- _Set task_: Could you rewrite the lines of the records between the one holding "dotted-marker [370, 30, 373, 32]" and the one holding "dotted-marker [395, 30, 398, 32]", inclusive, as a numbered list with any blank lines left out?

- _Data for this task_:
··········

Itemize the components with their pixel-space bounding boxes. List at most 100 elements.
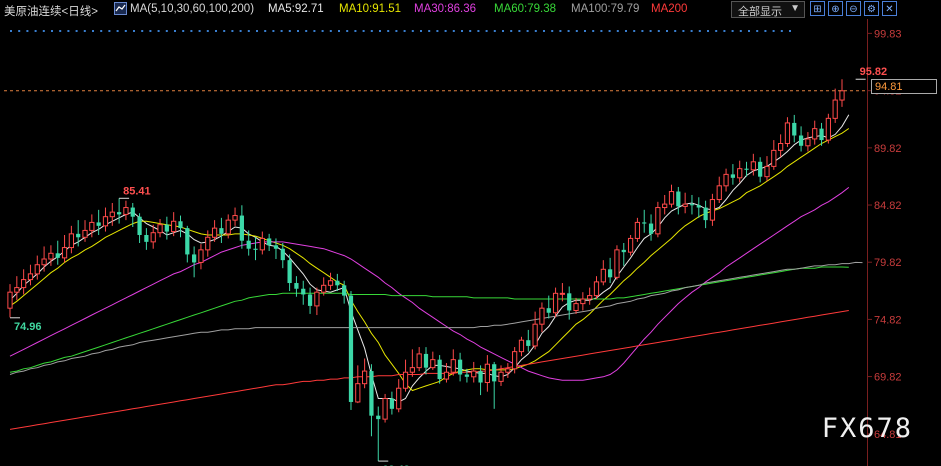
dotted-marker [370, 30, 373, 32]
candle-body [600, 268, 606, 283]
candle-body [464, 374, 470, 377]
candle-body [21, 279, 27, 289]
candle-body [342, 285, 347, 296]
candle-body [689, 204, 695, 206]
candle-body [730, 174, 735, 178]
candle-body [348, 295, 354, 402]
candle-body [14, 287, 20, 293]
dotted-marker [288, 30, 291, 32]
dotted-marker [124, 30, 127, 32]
dotted-marker [649, 30, 652, 32]
candle-body [737, 168, 743, 179]
dotted-marker [764, 30, 767, 32]
dotted-marker [362, 30, 365, 32]
dotted-marker [215, 30, 217, 32]
candle-body [123, 207, 129, 215]
dotted-marker [756, 30, 759, 32]
dotted-marker [264, 30, 267, 32]
dotted-marker [92, 30, 94, 32]
dotted-marker [395, 30, 398, 32]
candle-body [211, 227, 218, 238]
candle-body [716, 185, 722, 201]
candle-body [321, 284, 327, 293]
candle-body [744, 168, 749, 170]
candle-body [382, 398, 388, 420]
dotted-marker [608, 30, 611, 32]
dotted-marker [641, 30, 644, 32]
dotted-marker [723, 30, 726, 32]
candle-body [546, 308, 551, 313]
high-annotation: 95.82 [860, 66, 888, 78]
candle-body [164, 224, 169, 232]
candle-body [41, 258, 47, 266]
dotted-marker [18, 30, 21, 32]
candle-body [109, 211, 115, 218]
dotted-marker [772, 30, 775, 32]
candle-body [130, 207, 135, 217]
candle-body [723, 173, 729, 187]
candle-body [171, 220, 177, 233]
candle-body [27, 273, 34, 281]
dotted-marker [26, 30, 29, 32]
candle-body [192, 254, 197, 263]
dotted-marker [715, 30, 718, 32]
dotted-marker [428, 30, 431, 32]
dotted-marker [551, 30, 554, 32]
dotted-marker [625, 30, 627, 32]
candle-body [89, 221, 95, 231]
candle-body [832, 99, 838, 119]
candle-body [409, 367, 415, 373]
candle-body [682, 203, 688, 207]
y-tick-label: 79.82 [874, 257, 902, 269]
dotted-marker [305, 30, 308, 32]
candle-body [478, 371, 483, 383]
candle-body [96, 222, 101, 226]
candle-body [505, 368, 511, 373]
candle-body [526, 340, 531, 346]
candle-body [539, 307, 545, 325]
dotted-marker [100, 30, 103, 32]
dotted-marker [321, 30, 324, 32]
dotted-marker [493, 30, 496, 32]
dotted-marker [190, 30, 193, 32]
candle-body [696, 205, 701, 208]
dotted-marker [206, 30, 209, 32]
candle-body [267, 238, 272, 246]
dotted-marker [141, 30, 144, 32]
candle-body [764, 165, 770, 178]
candlestick-chart: 99.8394.8289.8284.8279.8274.8269.8264.81… [4, 19, 902, 466]
dotted-marker [280, 30, 283, 32]
candle-body [518, 339, 525, 353]
dotted-marker [420, 30, 422, 32]
dotted-marker [83, 30, 86, 32]
low-annotation: 74.96 [14, 321, 42, 333]
dotted-marker [256, 30, 258, 32]
dotted-marker [461, 30, 463, 32]
candle-body [778, 143, 784, 151]
candle-body [287, 260, 292, 284]
y-tick-label: 69.82 [874, 372, 902, 384]
dotted-marker [526, 30, 529, 32]
dotted-marker [698, 30, 701, 32]
dotted-marker [67, 30, 70, 32]
candle-body [662, 203, 668, 209]
candle-body [825, 117, 831, 141]
dotted-marker [633, 30, 636, 32]
dotted-marker [247, 30, 250, 32]
dotted-marker [444, 30, 447, 32]
candle-body [219, 228, 224, 234]
candle-body [634, 221, 641, 239]
y-tick-label: 89.82 [874, 143, 902, 155]
candle-body [627, 237, 634, 253]
candle-body [498, 371, 504, 382]
dotted-marker [518, 30, 521, 32]
candle-body [492, 364, 497, 382]
candle-body [362, 370, 368, 385]
dotted-marker [174, 30, 176, 32]
y-tick-label: 84.82 [874, 200, 902, 212]
dotted-marker [313, 30, 316, 32]
candle-body [301, 288, 306, 295]
candle-body [819, 128, 824, 141]
dotted-marker [575, 30, 578, 32]
candle-body [335, 280, 340, 286]
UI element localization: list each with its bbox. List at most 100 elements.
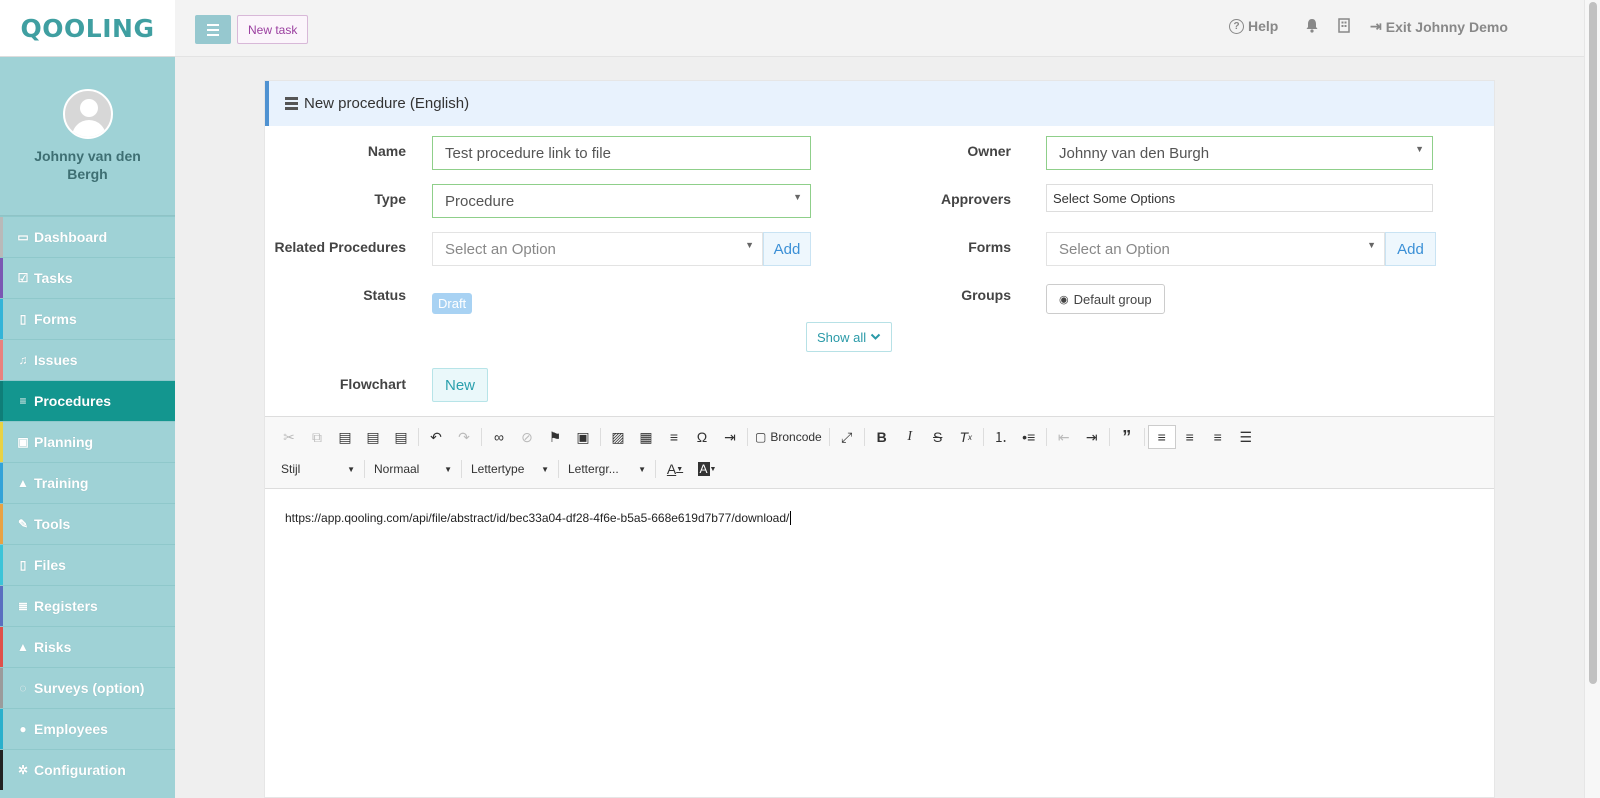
new-flowchart-button[interactable]: New: [432, 368, 489, 402]
sidebar-item-label: Procedures: [34, 393, 112, 409]
bulleted-list-icon[interactable]: •≡: [1015, 425, 1043, 449]
caret-down-icon: ▼: [745, 240, 754, 250]
sidebar-item-surveys-option[interactable]: ◌ Surveys (option): [0, 667, 175, 708]
italic-icon[interactable]: I: [896, 425, 924, 449]
name-input[interactable]: Test procedure link to file: [432, 136, 811, 170]
link-icon[interactable]: ∞: [485, 425, 513, 449]
paste-word-icon[interactable]: ▤: [387, 425, 415, 449]
sidebar-item-tools[interactable]: ✎ Tools: [0, 503, 175, 544]
forms-label: Forms: [968, 239, 1011, 255]
undo-icon[interactable]: ↶: [422, 425, 450, 449]
comment-icon: ◌: [19, 681, 27, 695]
sidebar-item-label: Dashboard: [34, 229, 108, 245]
sidebar-item-dashboard[interactable]: ▭ Dashboard: [0, 216, 175, 257]
numbered-list-icon[interactable]: ⒈: [987, 425, 1015, 449]
sidebar-item-procedures[interactable]: ≡ Procedures: [0, 380, 175, 421]
sidebar-item-tasks[interactable]: ☑ Tasks: [0, 257, 175, 298]
remove-format-icon[interactable]: Tx: [952, 425, 980, 449]
exit-demo-link[interactable]: ⇥ Exit Johnny Demo: [1370, 18, 1508, 35]
sidebar-item-risks[interactable]: ▲ Risks: [0, 626, 175, 667]
unlink-icon[interactable]: ⊘: [513, 425, 541, 449]
sidebar-item-files[interactable]: ▯ Files: [0, 544, 175, 585]
sidebar-item-planning[interactable]: ▣ Planning: [0, 421, 175, 462]
show-all-button[interactable]: Show all: [806, 322, 893, 352]
notifications-button[interactable]: [1305, 18, 1319, 33]
paste-icon[interactable]: ▤: [331, 425, 359, 449]
building-button[interactable]: [1338, 18, 1350, 33]
anchor-flag-icon[interactable]: ⚑: [541, 425, 569, 449]
panel-title: New procedure (English): [304, 95, 470, 112]
avatar[interactable]: [62, 89, 113, 139]
text-color-icon[interactable]: A ▼: [659, 457, 691, 481]
source-code-button[interactable]: ▢ Broncode: [751, 425, 826, 449]
scrollbar-thumb[interactable]: [1589, 2, 1597, 684]
menu-toggle-button[interactable]: [195, 15, 231, 44]
horizontal-line-icon[interactable]: ≡: [660, 425, 688, 449]
name-value: Test procedure link to file: [445, 144, 611, 162]
table-icon[interactable]: ▦: [632, 425, 660, 449]
sidebar-item-training[interactable]: ▲ Training: [0, 462, 175, 503]
sidebar-item-label: Risks: [34, 639, 72, 655]
editor-content-area[interactable]: https://app.qooling.com/api/file/abstrac…: [265, 489, 1494, 547]
font-size-combo[interactable]: Lettergr... ▼: [562, 457, 652, 481]
users-icon: ●: [19, 722, 27, 736]
strikethrough-icon[interactable]: S: [924, 425, 952, 449]
logo-area[interactable]: QOOLING: [0, 0, 175, 57]
sidebar-item-issues[interactable]: ♫ Issues: [0, 339, 175, 380]
add-form-button[interactable]: Add: [1385, 232, 1436, 266]
blockquote-icon[interactable]: ”: [1113, 425, 1141, 449]
font-combo[interactable]: Lettertype ▼: [465, 457, 555, 481]
redo-icon[interactable]: ↷: [450, 425, 478, 449]
sidebar-item-label: Training: [34, 475, 89, 491]
sidebar-item-forms[interactable]: ▯ Forms: [0, 298, 175, 339]
copy-icon[interactable]: ⧉: [303, 425, 331, 449]
format-combo[interactable]: Normaal ▼: [368, 457, 458, 481]
calendar-icon: ▣: [17, 435, 29, 449]
background-color-icon[interactable]: A ▼: [691, 457, 723, 481]
type-select[interactable]: Procedure ▼: [432, 184, 811, 218]
type-value: Procedure: [445, 192, 515, 210]
related-procedures-label: Related Procedures: [274, 239, 407, 255]
bell-icon: ♫: [18, 353, 28, 367]
forms-select[interactable]: Select an Option ▼: [1046, 232, 1385, 266]
sidebar: QOOLING Johnny van den Bergh ▭ Dashboard ☑…: [0, 0, 175, 798]
font-combo-label: Lettertype: [471, 462, 525, 476]
justify-icon[interactable]: ☰: [1232, 425, 1260, 449]
paste-text-icon[interactable]: ▤: [359, 425, 387, 449]
indent-icon[interactable]: ⇥: [1078, 425, 1106, 449]
file-link-icon[interactable]: ▣: [569, 425, 597, 449]
sidebar-item-label: Forms: [34, 311, 77, 327]
cut-icon[interactable]: ✂: [275, 425, 303, 449]
default-group-button[interactable]: ◉ Default group: [1046, 284, 1165, 314]
align-right-icon[interactable]: ≡: [1204, 425, 1232, 449]
wrench-icon: ✎: [17, 517, 29, 531]
related-procedures-select[interactable]: Select an Option ▼: [432, 232, 763, 266]
add-related-procedure-button[interactable]: Add: [763, 232, 811, 266]
exit-label: Exit Johnny Demo: [1385, 18, 1508, 35]
approvers-multiselect[interactable]: Select Some Options: [1046, 184, 1433, 212]
forms-placeholder: Select an Option: [1059, 240, 1170, 258]
align-left-icon[interactable]: ≡: [1147, 425, 1176, 449]
help-link[interactable]: ? Help: [1229, 18, 1278, 34]
sidebar-item-employees[interactable]: ● Employees: [0, 708, 175, 749]
procedures-icon: ≡: [19, 394, 27, 408]
sidebar-item-registers[interactable]: ≣ Registers: [0, 585, 175, 626]
qooling-logo: QOOLING: [20, 13, 155, 43]
rich-text-editor: ✂ ⧉ ▤ ▤ ▤ ↶ ↷ ∞ ⊘ ⚑ ▣ ▨ ▦ ≡ Ω ⇥ ▢ Bronco…: [265, 416, 1494, 797]
new-task-button[interactable]: New task: [237, 15, 309, 44]
special-char-omega-icon[interactable]: Ω: [688, 425, 716, 449]
sidebar-item-label: Tools: [34, 516, 71, 532]
page-break-icon[interactable]: ⇥: [716, 425, 744, 449]
maximize-icon[interactable]: ⤢: [833, 425, 861, 449]
sidebar-item-configuration[interactable]: ✲ Configuration: [0, 749, 175, 790]
align-center-icon[interactable]: ≡: [1176, 425, 1204, 449]
bold-icon[interactable]: B: [868, 425, 896, 449]
related-procedures-placeholder: Select an Option: [445, 240, 556, 258]
type-label: Type: [374, 191, 406, 207]
style-combo[interactable]: Stijl ▼: [275, 457, 361, 481]
outdent-icon[interactable]: ⇤: [1050, 425, 1078, 449]
scrollbar[interactable]: [1584, 0, 1600, 798]
owner-select[interactable]: Johnny van den Burgh ▼: [1046, 136, 1433, 170]
show-all-label: Show all: [817, 329, 867, 345]
image-icon[interactable]: ▨: [604, 425, 632, 449]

··········

- _Task output_:
1. dotted-marker [370, 30, 373, 32]
2. candle-body [600, 268, 606, 283]
3. candle-body [464, 374, 470, 377]
4. candle-body [21, 279, 27, 289]
5. candle-body [342, 285, 347, 296]
6. candle-body [689, 204, 695, 206]
7. candle-body [730, 174, 735, 178]
8. candle-body [348, 295, 354, 402]
9. candle-body [14, 287, 20, 293]
10. dotted-marker [288, 30, 291, 32]
11. dotted-marker [124, 30, 127, 32]
12. dotted-marker [649, 30, 652, 32]
13. candle-body [737, 168, 743, 179]
14. dotted-marker [764, 30, 767, 32]
15. dotted-marker [362, 30, 365, 32]
16. dotted-marker [215, 30, 217, 32]
17. candle-body [123, 207, 129, 215]
18. dotted-marker [756, 30, 759, 32]
19. dotted-marker [264, 30, 267, 32]
20. dotted-marker [92, 30, 94, 32]
21. dotted-marker [395, 30, 398, 32]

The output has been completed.